> PROBLEM DETAILS
Hunt for the word "circle" across the entries below, copying each line that holds it.

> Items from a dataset
......

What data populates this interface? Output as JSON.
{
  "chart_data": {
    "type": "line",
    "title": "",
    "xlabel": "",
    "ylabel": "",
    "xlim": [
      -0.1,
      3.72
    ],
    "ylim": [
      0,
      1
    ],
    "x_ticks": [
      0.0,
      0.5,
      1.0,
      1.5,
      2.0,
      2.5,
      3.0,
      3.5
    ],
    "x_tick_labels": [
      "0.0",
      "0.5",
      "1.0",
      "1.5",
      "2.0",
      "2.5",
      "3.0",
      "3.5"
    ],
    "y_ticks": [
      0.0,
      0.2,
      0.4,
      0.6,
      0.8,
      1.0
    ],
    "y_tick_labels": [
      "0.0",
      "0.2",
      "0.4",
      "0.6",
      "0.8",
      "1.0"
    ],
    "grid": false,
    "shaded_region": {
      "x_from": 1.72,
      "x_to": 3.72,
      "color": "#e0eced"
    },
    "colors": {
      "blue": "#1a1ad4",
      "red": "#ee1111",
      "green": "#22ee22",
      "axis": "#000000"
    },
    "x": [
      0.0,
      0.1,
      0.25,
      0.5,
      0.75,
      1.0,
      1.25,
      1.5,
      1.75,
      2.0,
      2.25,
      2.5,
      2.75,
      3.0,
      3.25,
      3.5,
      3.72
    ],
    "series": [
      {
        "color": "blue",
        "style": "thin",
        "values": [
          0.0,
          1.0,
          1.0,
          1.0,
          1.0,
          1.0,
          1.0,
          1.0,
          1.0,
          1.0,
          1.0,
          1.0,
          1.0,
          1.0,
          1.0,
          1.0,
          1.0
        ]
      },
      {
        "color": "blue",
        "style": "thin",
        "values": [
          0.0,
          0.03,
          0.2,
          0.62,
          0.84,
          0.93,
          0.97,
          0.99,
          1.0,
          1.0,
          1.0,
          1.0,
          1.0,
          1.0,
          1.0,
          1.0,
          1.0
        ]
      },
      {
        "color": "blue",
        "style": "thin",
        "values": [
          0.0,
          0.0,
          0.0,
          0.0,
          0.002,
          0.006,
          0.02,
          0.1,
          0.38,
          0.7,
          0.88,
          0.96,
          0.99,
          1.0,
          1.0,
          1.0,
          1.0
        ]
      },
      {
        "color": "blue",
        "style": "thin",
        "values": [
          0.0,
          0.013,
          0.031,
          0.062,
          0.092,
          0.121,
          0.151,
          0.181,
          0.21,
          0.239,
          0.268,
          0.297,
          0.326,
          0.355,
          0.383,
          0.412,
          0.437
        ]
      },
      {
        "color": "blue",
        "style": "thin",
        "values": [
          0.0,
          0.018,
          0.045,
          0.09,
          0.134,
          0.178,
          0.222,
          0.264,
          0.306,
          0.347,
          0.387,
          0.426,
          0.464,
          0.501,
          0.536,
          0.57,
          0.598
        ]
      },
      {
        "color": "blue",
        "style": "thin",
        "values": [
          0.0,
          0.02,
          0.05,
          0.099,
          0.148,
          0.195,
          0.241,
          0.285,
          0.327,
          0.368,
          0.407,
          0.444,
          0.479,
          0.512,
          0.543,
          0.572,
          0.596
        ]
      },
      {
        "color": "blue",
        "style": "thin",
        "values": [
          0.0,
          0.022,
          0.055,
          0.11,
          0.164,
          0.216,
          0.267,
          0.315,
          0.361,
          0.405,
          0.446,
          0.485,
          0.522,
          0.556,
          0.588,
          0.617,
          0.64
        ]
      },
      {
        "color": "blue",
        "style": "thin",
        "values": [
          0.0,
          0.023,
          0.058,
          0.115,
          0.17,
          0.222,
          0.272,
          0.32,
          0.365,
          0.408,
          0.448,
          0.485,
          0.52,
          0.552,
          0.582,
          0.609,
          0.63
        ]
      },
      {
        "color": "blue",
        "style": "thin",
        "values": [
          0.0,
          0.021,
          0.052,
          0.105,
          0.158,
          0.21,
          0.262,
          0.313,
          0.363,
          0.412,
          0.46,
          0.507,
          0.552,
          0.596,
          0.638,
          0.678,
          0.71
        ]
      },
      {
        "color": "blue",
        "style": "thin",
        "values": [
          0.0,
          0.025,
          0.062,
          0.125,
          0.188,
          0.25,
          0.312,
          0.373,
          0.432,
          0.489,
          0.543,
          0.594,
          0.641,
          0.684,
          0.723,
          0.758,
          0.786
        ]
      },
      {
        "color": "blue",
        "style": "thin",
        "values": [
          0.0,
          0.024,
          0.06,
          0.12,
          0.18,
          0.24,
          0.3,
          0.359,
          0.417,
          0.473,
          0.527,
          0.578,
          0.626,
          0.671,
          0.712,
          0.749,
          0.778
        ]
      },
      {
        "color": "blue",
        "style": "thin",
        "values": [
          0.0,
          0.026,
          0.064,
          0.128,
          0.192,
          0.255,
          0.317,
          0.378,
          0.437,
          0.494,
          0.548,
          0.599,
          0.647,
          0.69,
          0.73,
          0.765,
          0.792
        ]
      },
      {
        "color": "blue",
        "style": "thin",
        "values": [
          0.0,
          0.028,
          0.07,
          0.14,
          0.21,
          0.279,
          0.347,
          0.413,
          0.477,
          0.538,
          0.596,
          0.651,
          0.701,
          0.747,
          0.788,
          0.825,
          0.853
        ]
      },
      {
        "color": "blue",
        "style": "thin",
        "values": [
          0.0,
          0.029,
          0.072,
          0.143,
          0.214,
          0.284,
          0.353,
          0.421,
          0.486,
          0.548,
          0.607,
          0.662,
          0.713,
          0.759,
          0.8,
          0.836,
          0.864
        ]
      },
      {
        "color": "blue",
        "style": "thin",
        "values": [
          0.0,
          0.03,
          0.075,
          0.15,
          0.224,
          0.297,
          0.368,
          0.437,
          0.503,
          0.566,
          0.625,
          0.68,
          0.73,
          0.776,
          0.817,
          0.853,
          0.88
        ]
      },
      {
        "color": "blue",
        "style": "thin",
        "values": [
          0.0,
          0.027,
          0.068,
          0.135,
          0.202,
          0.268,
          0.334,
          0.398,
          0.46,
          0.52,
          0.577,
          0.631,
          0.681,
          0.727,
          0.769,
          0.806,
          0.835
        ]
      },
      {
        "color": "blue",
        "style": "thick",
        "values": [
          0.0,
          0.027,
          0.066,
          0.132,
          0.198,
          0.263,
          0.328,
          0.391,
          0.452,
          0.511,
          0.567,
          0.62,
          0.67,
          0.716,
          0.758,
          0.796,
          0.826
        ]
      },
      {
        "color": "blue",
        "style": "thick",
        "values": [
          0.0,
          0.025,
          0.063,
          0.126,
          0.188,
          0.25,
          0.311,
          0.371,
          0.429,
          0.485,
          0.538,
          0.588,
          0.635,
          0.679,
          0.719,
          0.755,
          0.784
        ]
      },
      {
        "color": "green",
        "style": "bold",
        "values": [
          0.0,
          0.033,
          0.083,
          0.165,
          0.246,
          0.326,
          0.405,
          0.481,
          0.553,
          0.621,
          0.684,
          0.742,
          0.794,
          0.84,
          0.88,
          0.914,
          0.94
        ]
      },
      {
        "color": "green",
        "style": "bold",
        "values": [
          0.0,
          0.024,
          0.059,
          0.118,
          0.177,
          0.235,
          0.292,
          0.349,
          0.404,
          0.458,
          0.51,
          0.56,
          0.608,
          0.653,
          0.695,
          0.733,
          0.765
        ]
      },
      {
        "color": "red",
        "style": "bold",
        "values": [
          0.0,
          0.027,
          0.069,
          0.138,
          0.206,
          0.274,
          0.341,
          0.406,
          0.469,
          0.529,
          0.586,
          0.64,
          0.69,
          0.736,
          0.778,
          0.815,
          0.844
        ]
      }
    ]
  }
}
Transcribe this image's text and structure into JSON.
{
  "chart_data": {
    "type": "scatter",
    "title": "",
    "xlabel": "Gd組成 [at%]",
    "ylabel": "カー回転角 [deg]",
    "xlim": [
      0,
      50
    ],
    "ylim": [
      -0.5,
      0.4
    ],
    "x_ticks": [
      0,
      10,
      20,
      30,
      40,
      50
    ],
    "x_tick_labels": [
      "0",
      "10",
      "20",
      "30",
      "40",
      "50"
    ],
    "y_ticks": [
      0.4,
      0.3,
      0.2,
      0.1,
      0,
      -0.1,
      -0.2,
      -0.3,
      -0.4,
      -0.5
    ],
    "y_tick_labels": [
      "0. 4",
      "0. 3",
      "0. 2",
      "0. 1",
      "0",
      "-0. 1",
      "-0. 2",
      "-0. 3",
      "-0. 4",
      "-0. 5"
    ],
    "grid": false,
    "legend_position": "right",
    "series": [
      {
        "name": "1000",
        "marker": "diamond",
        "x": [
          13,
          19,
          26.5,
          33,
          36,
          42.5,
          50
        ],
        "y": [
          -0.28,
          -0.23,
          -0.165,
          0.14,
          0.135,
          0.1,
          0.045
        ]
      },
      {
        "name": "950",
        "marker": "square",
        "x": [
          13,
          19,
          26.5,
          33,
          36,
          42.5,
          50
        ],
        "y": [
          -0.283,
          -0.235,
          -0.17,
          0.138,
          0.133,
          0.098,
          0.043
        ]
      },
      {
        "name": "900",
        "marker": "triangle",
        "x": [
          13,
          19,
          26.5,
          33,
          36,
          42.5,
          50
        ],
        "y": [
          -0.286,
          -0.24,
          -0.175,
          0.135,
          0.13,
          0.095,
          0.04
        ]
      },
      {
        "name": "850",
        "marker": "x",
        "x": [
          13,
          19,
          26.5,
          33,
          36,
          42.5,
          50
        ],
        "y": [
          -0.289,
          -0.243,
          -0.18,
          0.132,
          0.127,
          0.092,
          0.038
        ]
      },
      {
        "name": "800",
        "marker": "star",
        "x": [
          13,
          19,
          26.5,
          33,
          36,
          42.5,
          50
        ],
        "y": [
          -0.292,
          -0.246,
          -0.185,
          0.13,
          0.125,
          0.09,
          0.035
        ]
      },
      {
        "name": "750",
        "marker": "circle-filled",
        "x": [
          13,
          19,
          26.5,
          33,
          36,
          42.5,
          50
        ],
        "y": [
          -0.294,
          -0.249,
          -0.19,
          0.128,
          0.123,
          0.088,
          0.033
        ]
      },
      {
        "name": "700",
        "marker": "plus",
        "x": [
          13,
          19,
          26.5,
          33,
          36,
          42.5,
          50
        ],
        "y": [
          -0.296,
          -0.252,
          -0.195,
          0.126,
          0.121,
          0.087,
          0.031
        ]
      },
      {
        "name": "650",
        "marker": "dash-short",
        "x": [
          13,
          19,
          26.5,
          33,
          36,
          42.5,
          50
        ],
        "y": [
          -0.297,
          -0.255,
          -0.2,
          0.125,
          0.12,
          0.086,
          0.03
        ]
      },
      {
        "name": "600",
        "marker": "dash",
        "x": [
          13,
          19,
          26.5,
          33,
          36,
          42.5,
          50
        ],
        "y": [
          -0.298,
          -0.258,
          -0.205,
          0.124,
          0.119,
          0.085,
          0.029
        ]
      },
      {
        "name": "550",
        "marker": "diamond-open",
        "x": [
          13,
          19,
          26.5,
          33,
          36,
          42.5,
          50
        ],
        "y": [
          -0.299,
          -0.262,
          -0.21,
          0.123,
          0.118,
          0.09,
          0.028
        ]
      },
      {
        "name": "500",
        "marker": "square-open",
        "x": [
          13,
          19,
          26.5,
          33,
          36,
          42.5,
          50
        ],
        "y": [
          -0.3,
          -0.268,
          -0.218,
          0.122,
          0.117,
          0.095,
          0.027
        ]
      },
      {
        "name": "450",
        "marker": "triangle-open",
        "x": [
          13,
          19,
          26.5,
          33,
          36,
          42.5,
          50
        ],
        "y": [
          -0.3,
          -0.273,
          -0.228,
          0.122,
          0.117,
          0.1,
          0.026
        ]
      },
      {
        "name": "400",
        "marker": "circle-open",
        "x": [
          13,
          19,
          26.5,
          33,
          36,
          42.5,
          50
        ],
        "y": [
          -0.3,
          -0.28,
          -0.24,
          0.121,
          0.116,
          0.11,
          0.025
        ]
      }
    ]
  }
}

......

> COMPLETED TASK
        "marker": "circle-filled",
        "marker": "circle-open",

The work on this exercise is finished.